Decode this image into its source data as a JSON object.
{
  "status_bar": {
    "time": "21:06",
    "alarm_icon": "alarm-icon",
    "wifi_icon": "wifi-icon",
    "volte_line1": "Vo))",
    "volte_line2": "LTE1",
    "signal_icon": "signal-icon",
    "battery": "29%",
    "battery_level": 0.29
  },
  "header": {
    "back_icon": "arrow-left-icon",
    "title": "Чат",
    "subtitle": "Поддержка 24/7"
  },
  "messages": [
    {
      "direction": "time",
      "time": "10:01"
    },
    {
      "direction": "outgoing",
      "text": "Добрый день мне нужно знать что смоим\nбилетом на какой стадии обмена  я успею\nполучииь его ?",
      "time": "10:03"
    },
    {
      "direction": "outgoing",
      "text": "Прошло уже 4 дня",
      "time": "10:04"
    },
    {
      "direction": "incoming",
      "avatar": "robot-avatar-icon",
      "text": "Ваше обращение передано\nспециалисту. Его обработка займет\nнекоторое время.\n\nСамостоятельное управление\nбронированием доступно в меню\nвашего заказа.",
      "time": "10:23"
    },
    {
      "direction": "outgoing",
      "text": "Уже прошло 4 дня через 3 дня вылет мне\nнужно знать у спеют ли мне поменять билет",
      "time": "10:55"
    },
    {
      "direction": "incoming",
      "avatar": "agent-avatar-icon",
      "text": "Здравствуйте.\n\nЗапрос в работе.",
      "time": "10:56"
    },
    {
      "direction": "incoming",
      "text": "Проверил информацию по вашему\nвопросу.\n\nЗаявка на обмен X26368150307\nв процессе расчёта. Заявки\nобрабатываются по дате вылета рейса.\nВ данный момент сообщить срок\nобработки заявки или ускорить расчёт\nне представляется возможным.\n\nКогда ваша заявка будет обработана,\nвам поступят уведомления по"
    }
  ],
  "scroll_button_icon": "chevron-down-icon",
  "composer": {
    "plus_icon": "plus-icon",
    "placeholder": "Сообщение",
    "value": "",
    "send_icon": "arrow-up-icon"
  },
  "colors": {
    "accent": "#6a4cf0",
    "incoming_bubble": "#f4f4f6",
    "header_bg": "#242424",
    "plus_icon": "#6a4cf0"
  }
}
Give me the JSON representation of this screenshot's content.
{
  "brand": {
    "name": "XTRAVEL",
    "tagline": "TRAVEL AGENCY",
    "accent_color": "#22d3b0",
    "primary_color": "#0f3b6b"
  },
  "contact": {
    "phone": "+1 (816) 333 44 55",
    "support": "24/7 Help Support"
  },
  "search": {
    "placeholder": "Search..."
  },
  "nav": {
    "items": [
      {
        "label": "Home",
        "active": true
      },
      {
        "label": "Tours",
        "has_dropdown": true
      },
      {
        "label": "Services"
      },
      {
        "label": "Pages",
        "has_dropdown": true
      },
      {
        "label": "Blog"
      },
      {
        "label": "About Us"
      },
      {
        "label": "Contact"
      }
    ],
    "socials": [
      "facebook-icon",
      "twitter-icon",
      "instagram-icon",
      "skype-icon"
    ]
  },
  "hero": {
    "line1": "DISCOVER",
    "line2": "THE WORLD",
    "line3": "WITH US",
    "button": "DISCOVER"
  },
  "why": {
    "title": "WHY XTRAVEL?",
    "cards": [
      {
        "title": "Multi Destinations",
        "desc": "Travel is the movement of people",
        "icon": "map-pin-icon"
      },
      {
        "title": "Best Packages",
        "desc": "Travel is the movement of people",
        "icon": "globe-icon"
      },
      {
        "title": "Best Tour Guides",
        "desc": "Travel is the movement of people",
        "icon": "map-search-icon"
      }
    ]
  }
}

☆ ☆ ☆ ☆ ☆

■ **WRITTEN EXERCISE**:
From the entries above, copy every line that holds the word "text".

■ **EXERCISE RESULT**:
      "text": "Добрый день мне нужно знать что смоим\nбилетом на какой стадии обмена  я успею\nполучииь его ?",
      "text": "Прошло уже 4 дня",
      "text": "Ваше обращение передано\nспециалисту. Его обработка займет\nнекоторое время.\n\nСамостоятельное управление\nбронированием доступно в меню\nвашего заказа.",
      "text": "Уже прошло 4 дня через 3 дня вылет мне\nнужно знать у спеют ли мне поменять билет",
      "text": "Здравствуйте.\n\nЗапрос в работе.",
      "text": "Проверил информацию по вашему\nвопросу.\n\nЗаявка на обмен X26368150307\nв процессе расчёта. Заявки\nобрабатываются по дате вылета рейса.\nВ данный момент сообщить срок\nобработки заявки или ускорить расчёт\nне представляется возможным.\n\nКогда ваша заявка будет обработана,\nвам поступят уведомления по"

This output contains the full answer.